▶ RECORDS SUPPLIED:
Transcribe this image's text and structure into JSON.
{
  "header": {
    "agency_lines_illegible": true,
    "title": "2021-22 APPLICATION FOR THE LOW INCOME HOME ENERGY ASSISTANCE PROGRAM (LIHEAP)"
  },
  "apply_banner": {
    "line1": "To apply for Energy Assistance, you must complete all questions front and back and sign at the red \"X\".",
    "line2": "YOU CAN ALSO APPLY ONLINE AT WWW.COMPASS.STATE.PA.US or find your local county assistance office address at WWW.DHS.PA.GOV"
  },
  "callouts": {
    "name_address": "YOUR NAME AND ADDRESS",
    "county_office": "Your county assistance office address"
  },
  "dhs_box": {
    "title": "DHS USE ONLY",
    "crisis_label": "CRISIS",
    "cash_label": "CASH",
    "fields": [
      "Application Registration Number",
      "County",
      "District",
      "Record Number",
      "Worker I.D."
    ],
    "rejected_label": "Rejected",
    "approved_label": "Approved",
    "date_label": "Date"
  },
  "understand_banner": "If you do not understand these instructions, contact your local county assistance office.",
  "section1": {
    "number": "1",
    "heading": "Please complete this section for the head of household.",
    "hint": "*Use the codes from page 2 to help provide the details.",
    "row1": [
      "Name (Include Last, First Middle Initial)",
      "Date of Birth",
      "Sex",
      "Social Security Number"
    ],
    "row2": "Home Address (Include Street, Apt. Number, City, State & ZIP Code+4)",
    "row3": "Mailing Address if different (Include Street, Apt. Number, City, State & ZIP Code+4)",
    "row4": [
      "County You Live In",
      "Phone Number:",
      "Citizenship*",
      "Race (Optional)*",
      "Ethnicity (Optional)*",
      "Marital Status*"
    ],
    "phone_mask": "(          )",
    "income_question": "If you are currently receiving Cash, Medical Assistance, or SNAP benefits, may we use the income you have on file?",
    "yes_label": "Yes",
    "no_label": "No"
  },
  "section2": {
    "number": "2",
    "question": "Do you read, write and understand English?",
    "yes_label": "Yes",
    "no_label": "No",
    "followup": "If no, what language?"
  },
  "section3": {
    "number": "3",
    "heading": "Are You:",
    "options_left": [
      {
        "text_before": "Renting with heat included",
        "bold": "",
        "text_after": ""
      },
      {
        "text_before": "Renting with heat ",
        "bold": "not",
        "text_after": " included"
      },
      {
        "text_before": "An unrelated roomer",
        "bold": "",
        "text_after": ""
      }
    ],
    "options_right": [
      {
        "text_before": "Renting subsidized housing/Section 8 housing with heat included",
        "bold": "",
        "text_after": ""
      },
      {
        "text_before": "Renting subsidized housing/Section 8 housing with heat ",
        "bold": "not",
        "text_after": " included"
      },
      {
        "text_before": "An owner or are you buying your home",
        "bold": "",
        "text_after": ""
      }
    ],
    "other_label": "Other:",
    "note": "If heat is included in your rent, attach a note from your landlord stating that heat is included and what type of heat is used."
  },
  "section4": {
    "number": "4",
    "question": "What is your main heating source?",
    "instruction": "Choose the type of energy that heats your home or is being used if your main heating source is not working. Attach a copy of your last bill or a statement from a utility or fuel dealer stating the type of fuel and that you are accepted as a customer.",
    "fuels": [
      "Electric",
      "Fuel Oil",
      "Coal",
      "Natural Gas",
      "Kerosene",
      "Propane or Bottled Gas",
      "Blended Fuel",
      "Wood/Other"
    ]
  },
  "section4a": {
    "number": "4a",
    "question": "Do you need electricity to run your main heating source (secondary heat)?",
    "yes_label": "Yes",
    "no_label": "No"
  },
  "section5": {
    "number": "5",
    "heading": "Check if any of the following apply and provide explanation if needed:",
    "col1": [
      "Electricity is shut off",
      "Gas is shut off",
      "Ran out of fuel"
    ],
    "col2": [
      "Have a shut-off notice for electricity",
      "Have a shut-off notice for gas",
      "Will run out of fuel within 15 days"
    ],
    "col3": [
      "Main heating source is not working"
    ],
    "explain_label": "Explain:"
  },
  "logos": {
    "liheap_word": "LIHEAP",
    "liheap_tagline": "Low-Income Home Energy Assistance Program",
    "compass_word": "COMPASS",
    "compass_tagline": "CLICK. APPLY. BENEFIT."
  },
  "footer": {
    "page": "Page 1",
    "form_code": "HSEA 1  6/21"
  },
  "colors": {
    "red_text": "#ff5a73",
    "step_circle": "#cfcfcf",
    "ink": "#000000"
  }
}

▶ EXERCISE DETAILS: Reproduce each entry exactly, leaving out nothing.

▶ FINAL RESULT:
Transcribe this image's text and structure into JSON.
{
  "header": {
    "agency_lines_illegible": true,
    "title": "2021-22 APPLICATION FOR THE LOW INCOME HOME ENERGY ASSISTANCE PROGRAM (LIHEAP)"
  },
  "apply_banner": {
    "line1": "To apply for Energy Assistance, you must complete all questions front and back and sign at the red \"X\".",
    "line2": "YOU CAN ALSO APPLY ONLINE AT WWW.COMPASS.STATE.PA.US or find your local county assistance office address at WWW.DHS.PA.GOV"
  },
  "callouts": {
    "name_address": "YOUR NAME AND ADDRESS",
    "county_office": "Your county assistance office address"
  },
  "dhs_box": {
    "title": "DHS USE ONLY",
    "crisis_label": "CRISIS",
    "cash_label": "CASH",
    "fields": [
      "Application Registration Number",
      "County",
      "District",
      "Record Number",
      "Worker I.D."
    ],
    "rejected_label": "Rejected",
    "approved_label": "Approved",
    "date_label": "Date"
  },
  "understand_banner": "If you do not understand these instructions, contact your local county assistance office.",
  "section1": {
    "number": "1",
    "heading": "Please complete this section for the head of household.",
    "hint": "*Use the codes from page 2 to help provide the details.",
    "row1": [
      "Name (Include Last, First Middle Initial)",
      "Date of Birth",
      "Sex",
      "Social Security Number"
    ],
    "row2": "Home Address (Include Street, Apt. Number, City, State & ZIP Code+4)",
    "row3": "Mailing Address if different (Include Street, Apt. Number, City, State & ZIP Code+4)",
    "row4": [
      "County You Live In",
      "Phone Number:",
      "Citizenship*",
      "Race (Optional)*",
      "Ethnicity (Optional)*",
      "Marital Status*"
    ],
    "phone_mask": "(          )",
    "income_question": "If you are currently receiving Cash, Medical Assistance, or SNAP benefits, may we use the income you have on file?",
    "yes_label": "Yes",
    "no_label": "No"
  },
  "section2": {
    "number": "2",
    "question": "Do you read, write and understand English?",
    "yes_label": "Yes",
    "no_label": "No",
    "followup": "If no, what language?"
  },
  "section3": {
    "number": "3",
    "heading": "Are You:",
    "options_left": [
      {
        "text_before": "Renting with heat included",
        "bold": "",
        "text_after": ""
      },
      {
        "text_before": "Renting with heat ",
        "bold": "not",
        "text_after": " included"
      },
      {
        "text_before": "An unrelated roomer",
        "bold": "",
        "text_after": ""
      }
    ],
    "options_right": [
      {
        "text_before": "Renting subsidized housing/Section 8 housing with heat included",
        "bold": "",
        "text_after": ""
      },
      {
        "text_before": "Renting subsidized housing/Section 8 housing with heat ",
        "bold": "not",
        "text_after": " included"
      },
      {
        "text_before": "An owner or are you buying your home",
        "bold": "",
        "text_after": ""
      }
    ],
    "other_label": "Other:",
    "note": "If heat is included in your rent, attach a note from your landlord stating that heat is included and what type of heat is used."
  },
  "section4": {
    "number": "4",
    "question": "What is your main heating source?",
    "instruction": "Choose the type of energy that heats your home or is being used if your main heating source is not working. Attach a copy of your last bill or a statement from a utility or fuel dealer stating the type of fuel and that you are accepted as a customer.",
    "fuels": [
      "Electric",
      "Fuel Oil",
      "Coal",
      "Natural Gas",
      "Kerosene",
      "Propane or Bottled Gas",
      "Blended Fuel",
      "Wood/Other"
    ]
  },
  "section4a": {
    "number": "4a",
    "question": "Do you need electricity to run your main heating source (secondary heat)?",
    "yes_label": "Yes",
    "no_label": "No"
  },
  "section5": {
    "number": "5",
    "heading": "Check if any of the following apply and provide explanation if needed:",
    "col1": [
      "Electricity is shut off",
      "Gas is shut off",
      "Ran out of fuel"
    ],
    "col2": [
      "Have a shut-off notice for electricity",
      "Have a shut-off notice for gas",
      "Will run out of fuel within 15 days"
    ],
    "col3": [
      "Main heating source is not working"
    ],
    "explain_label": "Explain:"
  },
  "logos": {
    "liheap_word": "LIHEAP",
    "liheap_tagline": "Low-Income Home Energy Assistance Program",
    "compass_word": "COMPASS",
    "compass_tagline": "CLICK. APPLY. BENEFIT."
  },
  "footer": {
    "page": "Page 1",
    "form_code": "HSEA 1  6/21"
  },
  "colors": {
    "red_text": "#ff5a73",
    "step_circle": "#cfcfcf",
    "ink": "#000000"
  }
}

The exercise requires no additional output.